● **Raw records**:
^^^^^^^^^^^^^^^^

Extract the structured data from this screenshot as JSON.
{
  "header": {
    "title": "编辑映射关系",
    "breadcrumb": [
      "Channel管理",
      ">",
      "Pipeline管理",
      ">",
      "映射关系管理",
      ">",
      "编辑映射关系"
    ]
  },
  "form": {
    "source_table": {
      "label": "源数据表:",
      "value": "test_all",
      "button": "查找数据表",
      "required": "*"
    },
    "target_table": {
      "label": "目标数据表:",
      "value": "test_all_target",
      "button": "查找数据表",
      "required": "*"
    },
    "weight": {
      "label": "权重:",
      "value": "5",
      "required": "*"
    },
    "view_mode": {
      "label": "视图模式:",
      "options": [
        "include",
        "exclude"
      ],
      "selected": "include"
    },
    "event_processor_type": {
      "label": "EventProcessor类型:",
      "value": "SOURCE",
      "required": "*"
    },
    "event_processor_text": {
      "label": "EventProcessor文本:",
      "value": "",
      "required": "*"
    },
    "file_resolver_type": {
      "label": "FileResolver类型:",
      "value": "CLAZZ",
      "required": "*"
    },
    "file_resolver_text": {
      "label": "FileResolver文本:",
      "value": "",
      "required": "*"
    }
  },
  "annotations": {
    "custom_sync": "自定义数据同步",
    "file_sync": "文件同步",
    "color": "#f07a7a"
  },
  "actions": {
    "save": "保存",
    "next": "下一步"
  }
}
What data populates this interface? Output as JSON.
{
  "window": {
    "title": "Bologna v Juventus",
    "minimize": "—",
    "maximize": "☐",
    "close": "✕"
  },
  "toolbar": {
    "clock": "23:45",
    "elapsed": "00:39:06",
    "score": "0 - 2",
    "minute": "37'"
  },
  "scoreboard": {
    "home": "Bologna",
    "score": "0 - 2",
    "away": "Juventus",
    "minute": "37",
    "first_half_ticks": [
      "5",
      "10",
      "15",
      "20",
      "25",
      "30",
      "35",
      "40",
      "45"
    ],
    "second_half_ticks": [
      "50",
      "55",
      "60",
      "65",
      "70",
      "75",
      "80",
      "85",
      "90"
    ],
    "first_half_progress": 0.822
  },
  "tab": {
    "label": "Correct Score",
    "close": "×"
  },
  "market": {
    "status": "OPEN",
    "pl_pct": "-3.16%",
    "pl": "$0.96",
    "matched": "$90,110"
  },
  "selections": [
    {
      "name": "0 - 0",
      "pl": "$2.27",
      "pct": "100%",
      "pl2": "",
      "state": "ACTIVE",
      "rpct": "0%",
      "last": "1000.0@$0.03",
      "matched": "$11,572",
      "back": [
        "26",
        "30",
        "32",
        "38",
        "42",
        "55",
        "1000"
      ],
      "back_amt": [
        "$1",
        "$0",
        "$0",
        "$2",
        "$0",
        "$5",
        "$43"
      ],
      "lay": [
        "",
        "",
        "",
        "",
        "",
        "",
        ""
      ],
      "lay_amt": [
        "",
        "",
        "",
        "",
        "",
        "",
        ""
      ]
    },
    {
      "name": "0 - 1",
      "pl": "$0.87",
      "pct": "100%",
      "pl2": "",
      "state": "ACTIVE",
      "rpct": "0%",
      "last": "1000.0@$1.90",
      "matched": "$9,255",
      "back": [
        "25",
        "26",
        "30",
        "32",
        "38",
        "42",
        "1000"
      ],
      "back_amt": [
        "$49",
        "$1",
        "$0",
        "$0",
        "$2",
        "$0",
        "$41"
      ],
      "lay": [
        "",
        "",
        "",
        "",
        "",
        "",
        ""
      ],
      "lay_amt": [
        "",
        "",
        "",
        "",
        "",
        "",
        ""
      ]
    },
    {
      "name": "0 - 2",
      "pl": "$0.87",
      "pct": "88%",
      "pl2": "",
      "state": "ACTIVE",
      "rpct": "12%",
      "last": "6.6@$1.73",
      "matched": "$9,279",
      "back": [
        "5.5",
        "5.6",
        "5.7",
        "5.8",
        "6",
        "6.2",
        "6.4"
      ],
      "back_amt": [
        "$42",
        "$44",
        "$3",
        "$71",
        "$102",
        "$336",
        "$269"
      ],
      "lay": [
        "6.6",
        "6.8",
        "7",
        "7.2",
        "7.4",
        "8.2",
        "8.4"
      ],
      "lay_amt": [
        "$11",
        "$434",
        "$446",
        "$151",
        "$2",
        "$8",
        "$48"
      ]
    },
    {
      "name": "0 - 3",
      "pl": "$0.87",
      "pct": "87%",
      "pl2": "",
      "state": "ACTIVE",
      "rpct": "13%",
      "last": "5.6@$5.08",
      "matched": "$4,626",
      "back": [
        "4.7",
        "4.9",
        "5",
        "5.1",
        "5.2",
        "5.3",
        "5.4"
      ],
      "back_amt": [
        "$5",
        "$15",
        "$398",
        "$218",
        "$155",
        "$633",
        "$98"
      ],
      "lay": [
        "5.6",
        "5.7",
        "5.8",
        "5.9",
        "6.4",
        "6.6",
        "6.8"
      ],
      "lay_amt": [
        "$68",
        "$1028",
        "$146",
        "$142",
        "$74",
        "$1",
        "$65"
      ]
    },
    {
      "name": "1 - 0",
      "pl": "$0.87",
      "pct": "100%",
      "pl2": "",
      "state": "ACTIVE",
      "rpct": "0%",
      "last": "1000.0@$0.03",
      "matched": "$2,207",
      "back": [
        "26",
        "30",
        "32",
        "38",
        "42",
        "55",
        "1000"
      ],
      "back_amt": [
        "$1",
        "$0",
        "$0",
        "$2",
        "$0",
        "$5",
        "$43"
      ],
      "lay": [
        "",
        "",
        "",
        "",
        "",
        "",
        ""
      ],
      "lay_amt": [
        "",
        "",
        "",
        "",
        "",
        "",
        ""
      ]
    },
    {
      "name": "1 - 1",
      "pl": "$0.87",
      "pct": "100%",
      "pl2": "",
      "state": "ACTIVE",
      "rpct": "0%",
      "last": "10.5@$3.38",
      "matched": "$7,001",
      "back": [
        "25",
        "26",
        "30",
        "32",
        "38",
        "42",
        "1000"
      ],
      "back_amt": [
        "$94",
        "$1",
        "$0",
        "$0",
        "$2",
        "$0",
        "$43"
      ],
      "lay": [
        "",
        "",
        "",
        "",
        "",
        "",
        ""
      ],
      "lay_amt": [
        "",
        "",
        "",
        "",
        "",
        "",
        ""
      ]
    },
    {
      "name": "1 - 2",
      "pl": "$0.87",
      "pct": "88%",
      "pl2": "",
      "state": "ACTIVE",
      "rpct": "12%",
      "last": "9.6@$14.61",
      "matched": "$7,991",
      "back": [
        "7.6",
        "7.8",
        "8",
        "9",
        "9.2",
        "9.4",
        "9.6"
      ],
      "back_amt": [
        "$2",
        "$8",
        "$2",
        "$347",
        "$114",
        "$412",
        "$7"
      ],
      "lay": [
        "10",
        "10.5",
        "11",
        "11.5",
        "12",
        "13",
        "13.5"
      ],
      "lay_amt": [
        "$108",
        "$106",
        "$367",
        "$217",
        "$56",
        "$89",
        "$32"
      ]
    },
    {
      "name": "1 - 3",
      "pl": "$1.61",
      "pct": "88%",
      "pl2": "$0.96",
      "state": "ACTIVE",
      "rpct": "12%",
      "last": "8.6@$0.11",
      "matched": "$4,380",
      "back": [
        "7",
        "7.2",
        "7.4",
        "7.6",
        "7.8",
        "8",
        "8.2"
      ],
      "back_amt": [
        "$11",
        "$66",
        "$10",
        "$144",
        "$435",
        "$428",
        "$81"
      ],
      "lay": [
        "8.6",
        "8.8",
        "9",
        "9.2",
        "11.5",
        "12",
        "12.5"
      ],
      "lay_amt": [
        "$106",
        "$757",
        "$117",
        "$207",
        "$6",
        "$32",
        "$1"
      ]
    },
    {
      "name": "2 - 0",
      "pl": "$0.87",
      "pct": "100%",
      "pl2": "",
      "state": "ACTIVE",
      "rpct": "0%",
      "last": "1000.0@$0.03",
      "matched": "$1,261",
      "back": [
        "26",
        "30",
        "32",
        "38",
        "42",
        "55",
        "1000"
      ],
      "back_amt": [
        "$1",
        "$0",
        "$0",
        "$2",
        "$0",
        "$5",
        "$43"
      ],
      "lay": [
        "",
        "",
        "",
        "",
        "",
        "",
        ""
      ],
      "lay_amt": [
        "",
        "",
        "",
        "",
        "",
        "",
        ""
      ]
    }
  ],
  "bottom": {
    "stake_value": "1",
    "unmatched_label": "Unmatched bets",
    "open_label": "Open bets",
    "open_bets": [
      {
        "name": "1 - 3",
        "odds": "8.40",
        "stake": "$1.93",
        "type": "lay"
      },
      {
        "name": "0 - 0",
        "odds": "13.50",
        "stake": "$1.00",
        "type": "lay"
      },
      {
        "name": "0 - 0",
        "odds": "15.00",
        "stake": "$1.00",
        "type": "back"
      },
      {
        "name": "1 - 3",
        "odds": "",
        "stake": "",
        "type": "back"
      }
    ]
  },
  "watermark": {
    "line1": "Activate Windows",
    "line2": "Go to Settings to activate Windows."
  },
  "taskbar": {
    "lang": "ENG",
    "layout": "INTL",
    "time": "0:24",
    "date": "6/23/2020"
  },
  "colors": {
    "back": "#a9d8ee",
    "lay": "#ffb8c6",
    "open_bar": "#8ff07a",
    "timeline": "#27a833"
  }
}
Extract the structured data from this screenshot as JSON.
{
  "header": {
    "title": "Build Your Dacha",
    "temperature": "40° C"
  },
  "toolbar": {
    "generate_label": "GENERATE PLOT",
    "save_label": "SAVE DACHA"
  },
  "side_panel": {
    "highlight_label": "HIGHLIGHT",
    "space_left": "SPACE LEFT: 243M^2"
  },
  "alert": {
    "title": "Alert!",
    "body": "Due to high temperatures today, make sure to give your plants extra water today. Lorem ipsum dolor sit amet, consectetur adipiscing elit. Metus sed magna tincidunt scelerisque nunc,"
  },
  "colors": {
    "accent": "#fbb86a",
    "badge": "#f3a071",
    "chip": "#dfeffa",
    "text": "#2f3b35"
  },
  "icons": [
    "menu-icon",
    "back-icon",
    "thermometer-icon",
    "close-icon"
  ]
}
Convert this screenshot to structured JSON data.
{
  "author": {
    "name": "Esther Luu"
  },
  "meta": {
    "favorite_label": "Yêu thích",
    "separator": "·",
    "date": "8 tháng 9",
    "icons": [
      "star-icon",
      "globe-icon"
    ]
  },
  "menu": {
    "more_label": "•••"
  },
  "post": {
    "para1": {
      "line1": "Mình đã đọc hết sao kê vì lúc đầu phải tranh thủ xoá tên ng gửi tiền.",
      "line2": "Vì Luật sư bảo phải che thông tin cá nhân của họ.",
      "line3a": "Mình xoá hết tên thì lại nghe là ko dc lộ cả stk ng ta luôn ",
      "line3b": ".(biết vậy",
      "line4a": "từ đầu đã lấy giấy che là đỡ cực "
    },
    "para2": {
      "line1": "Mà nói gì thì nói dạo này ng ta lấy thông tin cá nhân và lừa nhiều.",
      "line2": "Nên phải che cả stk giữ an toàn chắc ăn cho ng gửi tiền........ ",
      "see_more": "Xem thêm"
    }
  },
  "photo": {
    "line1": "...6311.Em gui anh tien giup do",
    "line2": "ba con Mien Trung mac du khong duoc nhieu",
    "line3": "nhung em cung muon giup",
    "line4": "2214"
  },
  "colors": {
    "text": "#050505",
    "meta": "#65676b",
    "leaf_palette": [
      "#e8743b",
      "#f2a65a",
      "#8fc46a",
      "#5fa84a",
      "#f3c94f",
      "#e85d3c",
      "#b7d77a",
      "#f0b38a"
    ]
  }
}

^^^^^^^^^^^^^^^^

● **What needs to be done**:
Pick out every line with the string "Windows" and copy it.

● **Task answer**:
    "line1": "Activate Windows",
    "line2": "Go to Settings to activate Windows."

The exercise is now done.